● **DATA FOR PROCESSING**
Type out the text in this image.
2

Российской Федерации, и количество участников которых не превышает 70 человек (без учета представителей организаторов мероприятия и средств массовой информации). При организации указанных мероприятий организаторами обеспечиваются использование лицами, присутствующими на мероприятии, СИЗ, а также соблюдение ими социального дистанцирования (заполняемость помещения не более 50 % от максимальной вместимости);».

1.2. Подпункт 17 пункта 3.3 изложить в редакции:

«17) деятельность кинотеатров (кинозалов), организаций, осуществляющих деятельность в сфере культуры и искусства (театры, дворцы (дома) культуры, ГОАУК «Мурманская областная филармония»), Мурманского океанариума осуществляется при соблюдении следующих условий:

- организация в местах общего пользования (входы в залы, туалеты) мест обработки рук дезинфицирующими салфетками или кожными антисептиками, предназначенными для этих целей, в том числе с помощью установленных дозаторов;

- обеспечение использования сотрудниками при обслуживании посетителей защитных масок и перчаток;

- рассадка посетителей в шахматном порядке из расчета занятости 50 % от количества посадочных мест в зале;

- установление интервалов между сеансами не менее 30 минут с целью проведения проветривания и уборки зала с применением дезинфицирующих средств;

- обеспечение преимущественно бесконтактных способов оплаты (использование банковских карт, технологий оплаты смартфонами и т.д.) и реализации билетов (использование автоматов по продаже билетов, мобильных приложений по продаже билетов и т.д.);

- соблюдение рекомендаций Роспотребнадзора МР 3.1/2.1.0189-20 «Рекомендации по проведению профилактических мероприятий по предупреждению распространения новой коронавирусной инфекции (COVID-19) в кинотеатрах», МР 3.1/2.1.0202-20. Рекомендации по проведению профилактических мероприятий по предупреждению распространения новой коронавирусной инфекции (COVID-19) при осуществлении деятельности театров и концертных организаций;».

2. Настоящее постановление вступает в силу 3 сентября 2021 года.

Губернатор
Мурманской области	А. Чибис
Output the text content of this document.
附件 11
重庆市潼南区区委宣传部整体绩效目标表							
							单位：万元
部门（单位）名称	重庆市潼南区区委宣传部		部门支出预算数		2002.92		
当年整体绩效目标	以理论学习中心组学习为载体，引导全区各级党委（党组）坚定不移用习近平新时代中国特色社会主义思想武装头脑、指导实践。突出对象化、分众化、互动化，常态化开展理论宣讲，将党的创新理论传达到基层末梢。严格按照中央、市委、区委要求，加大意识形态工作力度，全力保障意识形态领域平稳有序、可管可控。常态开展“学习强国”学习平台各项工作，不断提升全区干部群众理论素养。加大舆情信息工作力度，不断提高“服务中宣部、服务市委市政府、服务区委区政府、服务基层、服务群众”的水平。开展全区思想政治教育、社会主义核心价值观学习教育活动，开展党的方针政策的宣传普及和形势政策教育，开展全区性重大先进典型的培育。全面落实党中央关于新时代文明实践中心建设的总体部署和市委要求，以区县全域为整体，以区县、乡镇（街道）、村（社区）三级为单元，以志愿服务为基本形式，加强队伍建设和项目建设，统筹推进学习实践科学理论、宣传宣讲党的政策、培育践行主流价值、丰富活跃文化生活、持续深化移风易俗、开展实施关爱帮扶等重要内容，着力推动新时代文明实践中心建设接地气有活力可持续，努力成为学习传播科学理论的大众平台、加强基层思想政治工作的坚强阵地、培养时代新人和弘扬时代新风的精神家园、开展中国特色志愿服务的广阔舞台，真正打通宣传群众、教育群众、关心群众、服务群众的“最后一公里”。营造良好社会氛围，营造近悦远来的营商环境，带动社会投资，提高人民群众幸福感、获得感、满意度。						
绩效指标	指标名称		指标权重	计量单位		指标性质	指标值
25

● **TASK STATEMENT**
Repeat each record exactly, leaving nothing out.

● **SOLUTION TO THIS PROBLEM**
Type out the text in this image.
2

Российской Федерации, и количество участников которых не превышает 70 человек (без учета представителей организаторов мероприятия и средств массовой информации). При организации указанных мероприятий организаторами обеспечиваются использование лицами, присутствующими на мероприятии, СИЗ, а также соблюдение ими социального дистанцирования (заполняемость помещения не более 50 % от максимальной вместимости);».

1.2. Подпункт 17 пункта 3.3 изложить в редакции:

«17) деятельность кинотеатров (кинозалов), организаций, осуществляющих деятельность в сфере культуры и искусства (театры, дворцы (дома) культуры, ГОАУК «Мурманская областная филармония»), Мурманского океанариума осуществляется при соблюдении следующих условий:

- организация в местах общего пользования (входы в залы, туалеты) мест обработки рук дезинфицирующими салфетками или кожными антисептиками, предназначенными для этих целей, в том числе с помощью установленных дозаторов;

- обеспечение использования сотрудниками при обслуживании посетителей защитных масок и перчаток;

- рассадка посетителей в шахматном порядке из расчета занятости 50 % от количества посадочных мест в зале;

- установление интервалов между сеансами не менее 30 минут с целью проведения проветривания и уборки зала с применением дезинфицирующих средств;

- обеспечение преимущественно бесконтактных способов оплаты (использование банковских карт, технологий оплаты смартфонами и т.д.) и реализации билетов (использование автоматов по продаже билетов, мобильных приложений по продаже билетов и т.д.);

- соблюдение рекомендаций Роспотребнадзора МР 3.1/2.1.0189-20 «Рекомендации по проведению профилактических мероприятий по предупреждению распространения новой коронавирусной инфекции (COVID-19) в кинотеатрах», МР 3.1/2.1.0202-20. Рекомендации по проведению профилактических мероприятий по предупреждению распространения новой коронавирусной инфекции (COVID-19) при осуществлении деятельности театров и концертных организаций;».

2. Настоящее постановление вступает в силу 3 сентября 2021 года.

Губернатор
Мурманской области	А. Чибис
Output the text content of this document.
附件 11
重庆市潼南区区委宣传部整体绩效目标表							
							单位：万元
部门（单位）名称	重庆市潼南区区委宣传部		部门支出预算数		2002.92		
当年整体绩效目标	以理论学习中心组学习为载体，引导全区各级党委（党组）坚定不移用习近平新时代中国特色社会主义思想武装头脑、指导实践。突出对象化、分众化、互动化，常态化开展理论宣讲，将党的创新理论传达到基层末梢。严格按照中央、市委、区委要求，加大意识形态工作力度，全力保障意识形态领域平稳有序、可管可控。常态开展“学习强国”学习平台各项工作，不断提升全区干部群众理论素养。加大舆情信息工作力度，不断提高“服务中宣部、服务市委市政府、服务区委区政府、服务基层、服务群众”的水平。开展全区思想政治教育、社会主义核心价值观学习教育活动，开展党的方针政策的宣传普及和形势政策教育，开展全区性重大先进典型的培育。全面落实党中央关于新时代文明实践中心建设的总体部署和市委要求，以区县全域为整体，以区县、乡镇（街道）、村（社区）三级为单元，以志愿服务为基本形式，加强队伍建设和项目建设，统筹推进学习实践科学理论、宣传宣讲党的政策、培育践行主流价值、丰富活跃文化生活、持续深化移风易俗、开展实施关爱帮扶等重要内容，着力推动新时代文明实践中心建设接地气有活力可持续，努力成为学习传播科学理论的大众平台、加强基层思想政治工作的坚强阵地、培养时代新人和弘扬时代新风的精神家园、开展中国特色志愿服务的广阔舞台，真正打通宣传群众、教育群众、关心群众、服务群众的“最后一公里”。营造良好社会氛围，营造近悦远来的营商环境，带动社会投资，提高人民群众幸福感、获得感、满意度。						
绩效指标	指标名称		指标权重	计量单位		指标性质	指标值
25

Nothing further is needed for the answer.